-------- Given records

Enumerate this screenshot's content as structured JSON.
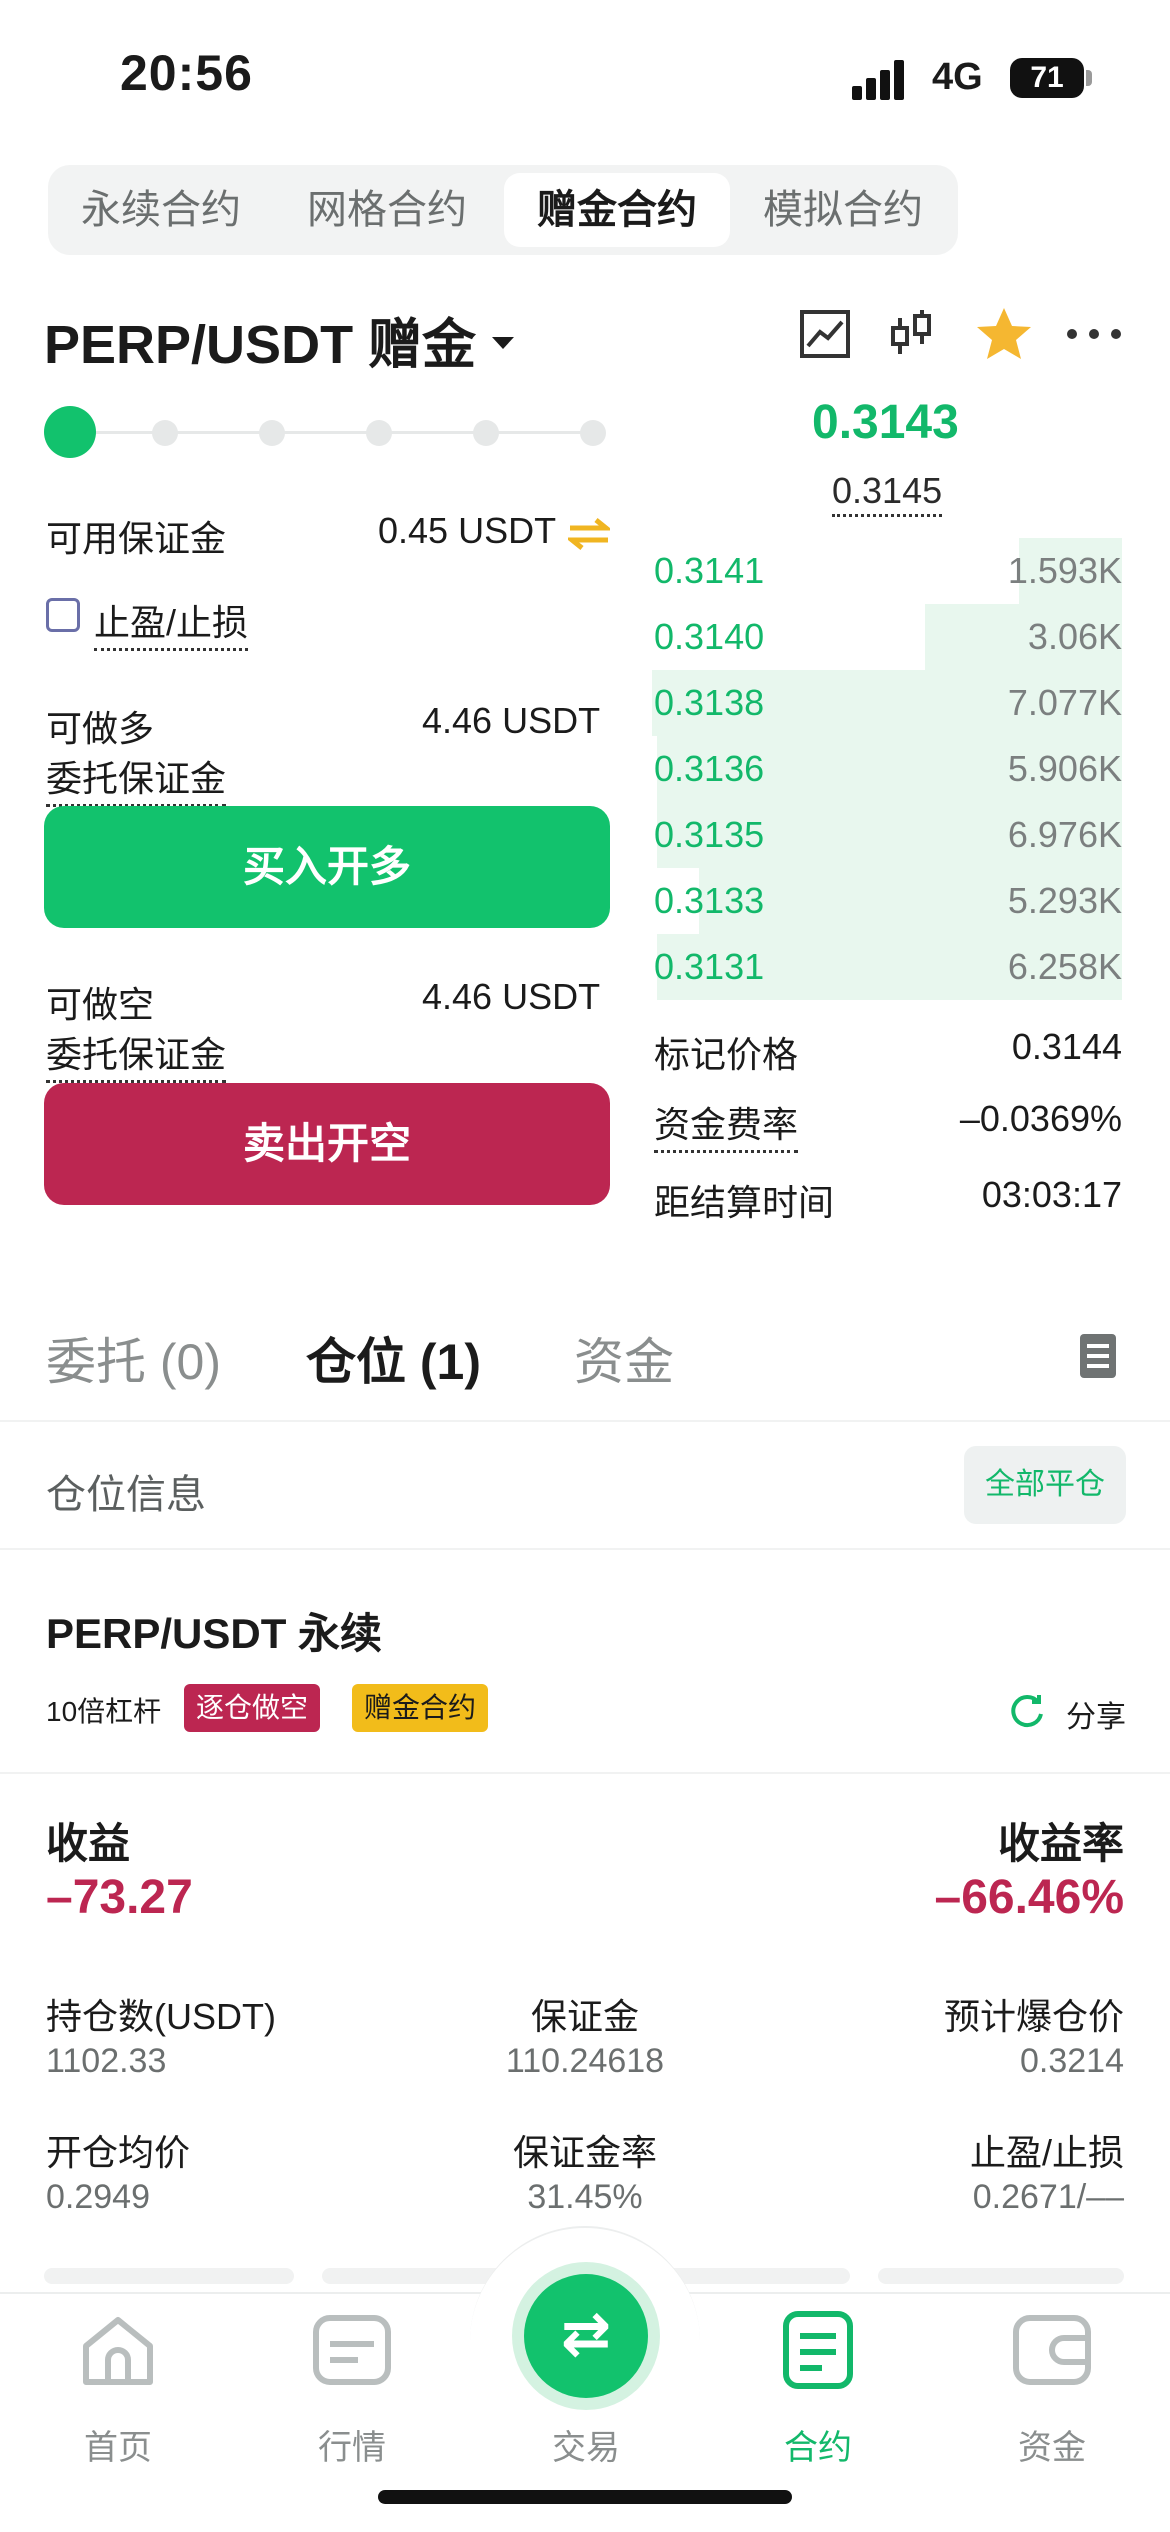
{
  "status": {
    "time": "20:56",
    "network": "4G",
    "battery": "71"
  },
  "top_tabs": [
    "永续合约",
    "网格合约",
    "赠金合约",
    "模拟合约"
  ],
  "pair": {
    "name": "PERP/USDT 赠金"
  },
  "icons": {
    "chart": "line-chart-icon",
    "kline": "candlestick-icon",
    "favorite": "star-icon",
    "more": "more-dots-icon"
  },
  "colors": {
    "green": "#12c26d",
    "red": "#bc2651",
    "star": "#f5b731",
    "yellow_badge": "#f2bc1a"
  },
  "leverage_slider": {
    "value_pct": 0
  },
  "form": {
    "available_label": "可用保证金",
    "available_value": "0.45 USDT",
    "tpsl_label": "止盈/止损",
    "tpsl_checked": false,
    "long_label": "可做多",
    "long_value": "4.46 USDT",
    "long_margin_label": "委托保证金",
    "buy_button": "买入开多",
    "short_label": "可做空",
    "short_value": "4.46 USDT",
    "short_margin_label": "委托保证金",
    "sell_button": "卖出开空"
  },
  "orderbook": {
    "last_price": "0.3143",
    "mark_hint": "0.3145",
    "rows": [
      {
        "price": "0.3141",
        "qty": "1.593K",
        "depth": 0.22
      },
      {
        "price": "0.3140",
        "qty": "3.06K",
        "depth": 0.42
      },
      {
        "price": "0.3138",
        "qty": "7.077K",
        "depth": 1.0
      },
      {
        "price": "0.3136",
        "qty": "5.906K",
        "depth": 0.99
      },
      {
        "price": "0.3135",
        "qty": "6.976K",
        "depth": 0.99
      },
      {
        "price": "0.3133",
        "qty": "5.293K",
        "depth": 0.9
      },
      {
        "price": "0.3131",
        "qty": "6.258K",
        "depth": 0.99
      }
    ]
  },
  "market_info": {
    "mark_price_label": "标记价格",
    "mark_price": "0.3144",
    "funding_label": "资金费率",
    "funding_rate": "–0.0369%",
    "settle_label": "距结算时间",
    "settle_time": "03:03:17"
  },
  "section_tabs": {
    "orders": "委托 (0)",
    "positions": "仓位 (1)",
    "funds": "资金"
  },
  "position_header": {
    "title": "仓位信息",
    "close_all": "全部平仓"
  },
  "position": {
    "symbol": "PERP/USDT 永续",
    "leverage": "10倍杠杆",
    "mode_badge": "逐仓做空",
    "type_badge": "赠金合约",
    "share": "分享",
    "pnl_label": "收益",
    "pnl": "–73.27",
    "roe_label": "收益率",
    "roe": "–66.46%",
    "size_label": "持仓数(USDT)",
    "size": "1102.33",
    "margin_label": "保证金",
    "margin": "110.24618",
    "liq_label": "预计爆仓价",
    "liq": "0.3214",
    "entry_label": "开仓均价",
    "entry": "0.2949",
    "margin_ratio_label": "保证金率",
    "margin_ratio": "31.45%",
    "tpsl_label": "止盈/止损",
    "tpsl": "0.2671/––"
  },
  "bottom_nav": [
    "首页",
    "行情",
    "交易",
    "合约",
    "资金"
  ]
}
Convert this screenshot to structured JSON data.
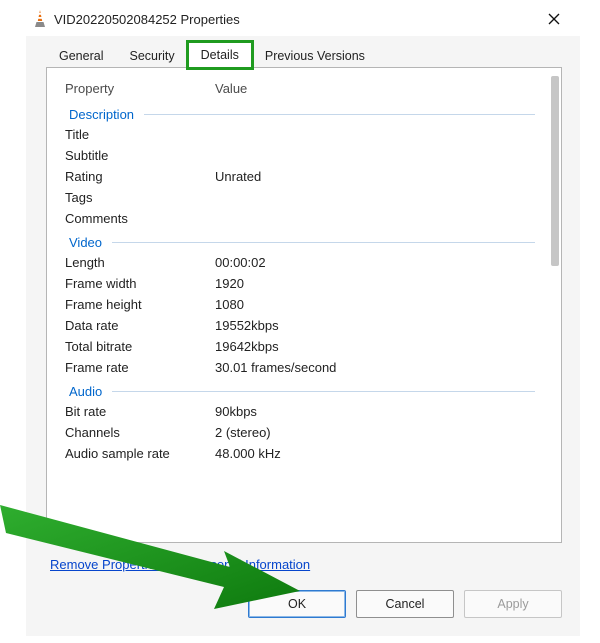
{
  "window": {
    "title": "VID20220502084252 Properties"
  },
  "tabs": [
    {
      "label": "General"
    },
    {
      "label": "Security"
    },
    {
      "label": "Details"
    },
    {
      "label": "Previous Versions"
    }
  ],
  "columns": {
    "property": "Property",
    "value": "Value"
  },
  "sections": [
    {
      "name": "Description",
      "rows": [
        {
          "prop": "Title",
          "val": ""
        },
        {
          "prop": "Subtitle",
          "val": ""
        },
        {
          "prop": "Rating",
          "val": "Unrated"
        },
        {
          "prop": "Tags",
          "val": ""
        },
        {
          "prop": "Comments",
          "val": ""
        }
      ]
    },
    {
      "name": "Video",
      "rows": [
        {
          "prop": "Length",
          "val": "00:00:02"
        },
        {
          "prop": "Frame width",
          "val": "1920"
        },
        {
          "prop": "Frame height",
          "val": "1080"
        },
        {
          "prop": "Data rate",
          "val": "19552kbps"
        },
        {
          "prop": "Total bitrate",
          "val": "19642kbps"
        },
        {
          "prop": "Frame rate",
          "val": "30.01 frames/second"
        }
      ]
    },
    {
      "name": "Audio",
      "rows": [
        {
          "prop": "Bit rate",
          "val": "90kbps"
        },
        {
          "prop": "Channels",
          "val": "2 (stereo)"
        },
        {
          "prop": "Audio sample rate",
          "val": "48.000 kHz"
        }
      ]
    }
  ],
  "link": "Remove Properties and Personal Information",
  "buttons": {
    "ok": "OK",
    "cancel": "Cancel",
    "apply": "Apply"
  }
}
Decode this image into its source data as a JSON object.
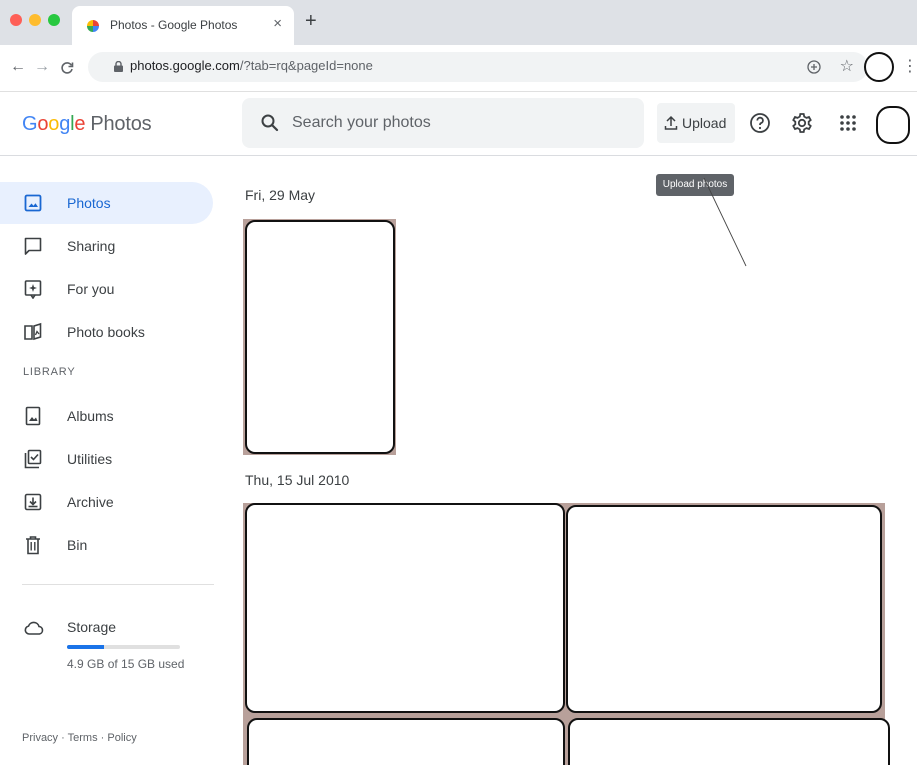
{
  "browser": {
    "tab_title": "Photos - Google Photos",
    "tab_close": "×",
    "new_tab": "+",
    "url_host": "photos.google.com",
    "url_path": "/?tab=rq&pageId=none"
  },
  "header": {
    "logo": {
      "letters": [
        "G",
        "o",
        "o",
        "g",
        "l",
        "e"
      ],
      "product": "Photos"
    },
    "search_placeholder": "Search your photos",
    "upload_label": "Upload",
    "upload_tooltip": "Upload photos"
  },
  "sidebar": {
    "items": [
      {
        "label": "Photos",
        "icon": "photo-icon",
        "active": true
      },
      {
        "label": "Sharing",
        "icon": "sharing-icon"
      },
      {
        "label": "For you",
        "icon": "for-you-icon"
      },
      {
        "label": "Photo books",
        "icon": "photo-books-icon"
      }
    ],
    "library_label": "LIBRARY",
    "library_items": [
      {
        "label": "Albums",
        "icon": "albums-icon"
      },
      {
        "label": "Utilities",
        "icon": "utilities-icon"
      },
      {
        "label": "Archive",
        "icon": "archive-icon"
      },
      {
        "label": "Bin",
        "icon": "bin-icon"
      }
    ],
    "storage": {
      "label": "Storage",
      "used_text": "4.9 GB of 15 GB used",
      "used_fraction": 0.33
    },
    "footer": {
      "privacy": "Privacy",
      "terms": "Terms",
      "policy": "Policy",
      "separator": "·"
    }
  },
  "main": {
    "groups": [
      {
        "date": "Fri, 29 May",
        "photo_count": 1
      },
      {
        "date": "Thu, 15 Jul 2010",
        "photo_count": 4
      }
    ]
  },
  "colors": {
    "accent": "#1a73e8",
    "active_bg": "#e8f0fe",
    "active_text": "#1967d2"
  }
}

----------------

== Task description ==
Can you repeat every record above exactly, apart from the pictures?

== Exercise response ==
Enumerate this screenshot's content as structured JSON.
{
  "status": {
    "time": "20:56",
    "network": "4G",
    "battery": "71"
  },
  "top_tabs": [
    "永续合约",
    "网格合约",
    "赠金合约",
    "模拟合约"
  ],
  "pair": {
    "name": "PERP/USDT 赠金"
  },
  "icons": {
    "chart": "line-chart-icon",
    "kline": "candlestick-icon",
    "favorite": "star-icon",
    "more": "more-dots-icon"
  },
  "colors": {
    "green": "#12c26d",
    "red": "#bc2651",
    "star": "#f5b731",
    "yellow_badge": "#f2bc1a"
  },
  "leverage_slider": {
    "value_pct": 0
  },
  "form": {
    "available_label": "可用保证金",
    "available_value": "0.45 USDT",
    "tpsl_label": "止盈/止损",
    "tpsl_checked": false,
    "long_label": "可做多",
    "long_value": "4.46 USDT",
    "long_margin_label": "委托保证金",
    "buy_button": "买入开多",
    "short_label": "可做空",
    "short_value": "4.46 USDT",
    "short_margin_label": "委托保证金",
    "sell_button": "卖出开空"
  },
  "orderbook": {
    "last_price": "0.3143",
    "mark_hint": "0.3145",
    "rows": [
      {
        "price": "0.3141",
        "qty": "1.593K",
        "depth": 0.22
      },
      {
        "price": "0.3140",
        "qty": "3.06K",
        "depth": 0.42
      },
      {
        "price": "0.3138",
        "qty": "7.077K",
        "depth": 1.0
      },
      {
        "price": "0.3136",
        "qty": "5.906K",
        "depth": 0.99
      },
      {
        "price": "0.3135",
        "qty": "6.976K",
        "depth": 0.99
      },
      {
        "price": "0.3133",
        "qty": "5.293K",
        "depth": 0.9
      },
      {
        "price": "0.3131",
        "qty": "6.258K",
        "depth": 0.99
      }
    ]
  },
  "market_info": {
    "mark_price_label": "标记价格",
    "mark_price": "0.3144",
    "funding_label": "资金费率",
    "funding_rate": "–0.0369%",
    "settle_label": "距结算时间",
    "settle_time": "03:03:17"
  },
  "section_tabs": {
    "orders": "委托 (0)",
    "positions": "仓位 (1)",
    "funds": "资金"
  },
  "position_header": {
    "title": "仓位信息",
    "close_all": "全部平仓"
  },
  "position": {
    "symbol": "PERP/USDT 永续",
    "leverage": "10倍杠杆",
    "mode_badge": "逐仓做空",
    "type_badge": "赠金合约",
    "share": "分享",
    "pnl_label": "收益",
    "pnl": "–73.27",
    "roe_label": "收益率",
    "roe": "–66.46%",
    "size_label": "持仓数(USDT)",
    "size": "1102.33",
    "margin_label": "保证金",
    "margin": "110.24618",
    "liq_label": "预计爆仓价",
    "liq": "0.3214",
    "entry_label": "开仓均价",
    "entry": "0.2949",
    "margin_ratio_label": "保证金率",
    "margin_ratio": "31.45%",
    "tpsl_label": "止盈/止损",
    "tpsl": "0.2671/––"
  },
  "bottom_nav": [
    "首页",
    "行情",
    "交易",
    "合约",
    "资金"
  ]
}
Convert this screenshot to structured JSON data.
{
  "window": {
    "title": "VID20220502084252 Properties"
  },
  "tabs": [
    {
      "label": "General"
    },
    {
      "label": "Security"
    },
    {
      "label": "Details"
    },
    {
      "label": "Previous Versions"
    }
  ],
  "columns": {
    "property": "Property",
    "value": "Value"
  },
  "sections": [
    {
      "name": "Description",
      "rows": [
        {
          "prop": "Title",
          "val": ""
        },
        {
          "prop": "Subtitle",
          "val": ""
        },
        {
          "prop": "Rating",
          "val": "Unrated"
        },
        {
          "prop": "Tags",
          "val": ""
        },
        {
          "prop": "Comments",
          "val": ""
        }
      ]
    },
    {
      "name": "Video",
      "rows": [
        {
          "prop": "Length",
          "val": "00:00:02"
        },
        {
          "prop": "Frame width",
          "val": "1920"
        },
        {
          "prop": "Frame height",
          "val": "1080"
        },
        {
          "prop": "Data rate",
          "val": "19552kbps"
        },
        {
          "prop": "Total bitrate",
          "val": "19642kbps"
        },
        {
          "prop": "Frame rate",
          "val": "30.01 frames/second"
        }
      ]
    },
    {
      "name": "Audio",
      "rows": [
        {
          "prop": "Bit rate",
          "val": "90kbps"
        },
        {
          "prop": "Channels",
          "val": "2 (stereo)"
        },
        {
          "prop": "Audio sample rate",
          "val": "48.000 kHz"
        }
      ]
    }
  ],
  "link": "Remove Properties and Personal Information",
  "buttons": {
    "ok": "OK",
    "cancel": "Cancel",
    "apply": "Apply"
  }
}
Decode this image into its source data as a JSON object.
{
  "browser": {
    "tab_title": "Photos - Google Photos",
    "tab_close": "×",
    "new_tab": "+",
    "url_host": "photos.google.com",
    "url_path": "/?tab=rq&pageId=none"
  },
  "header": {
    "logo": {
      "letters": [
        "G",
        "o",
        "o",
        "g",
        "l",
        "e"
      ],
      "product": "Photos"
    },
    "search_placeholder": "Search your photos",
    "upload_label": "Upload",
    "upload_tooltip": "Upload photos"
  },
  "sidebar": {
    "items": [
      {
        "label": "Photos",
        "icon": "photo-icon",
        "active": true
      },
      {
        "label": "Sharing",
        "icon": "sharing-icon"
      },
      {
        "label": "For you",
        "icon": "for-you-icon"
      },
      {
        "label": "Photo books",
        "icon": "photo-books-icon"
      }
    ],
    "library_label": "LIBRARY",
    "library_items": [
      {
        "label": "Albums",
        "icon": "albums-icon"
      },
      {
        "label": "Utilities",
        "icon": "utilities-icon"
      },
      {
        "label": "Archive",
        "icon": "archive-icon"
      },
      {
        "label": "Bin",
        "icon": "bin-icon"
      }
    ],
    "storage": {
      "label": "Storage",
      "used_text": "4.9 GB of 15 GB used",
      "used_fraction": 0.33
    },
    "footer": {
      "privacy": "Privacy",
      "terms": "Terms",
      "policy": "Policy",
      "separator": "·"
    }
  },
  "main": {
    "groups": [
      {
        "date": "Fri, 29 May",
        "photo_count": 1
      },
      {
        "date": "Thu, 15 Jul 2010",
        "photo_count": 4
      }
    ]
  },
  "colors": {
    "accent": "#1a73e8",
    "active_bg": "#e8f0fe",
    "active_text": "#1967d2"
  }
}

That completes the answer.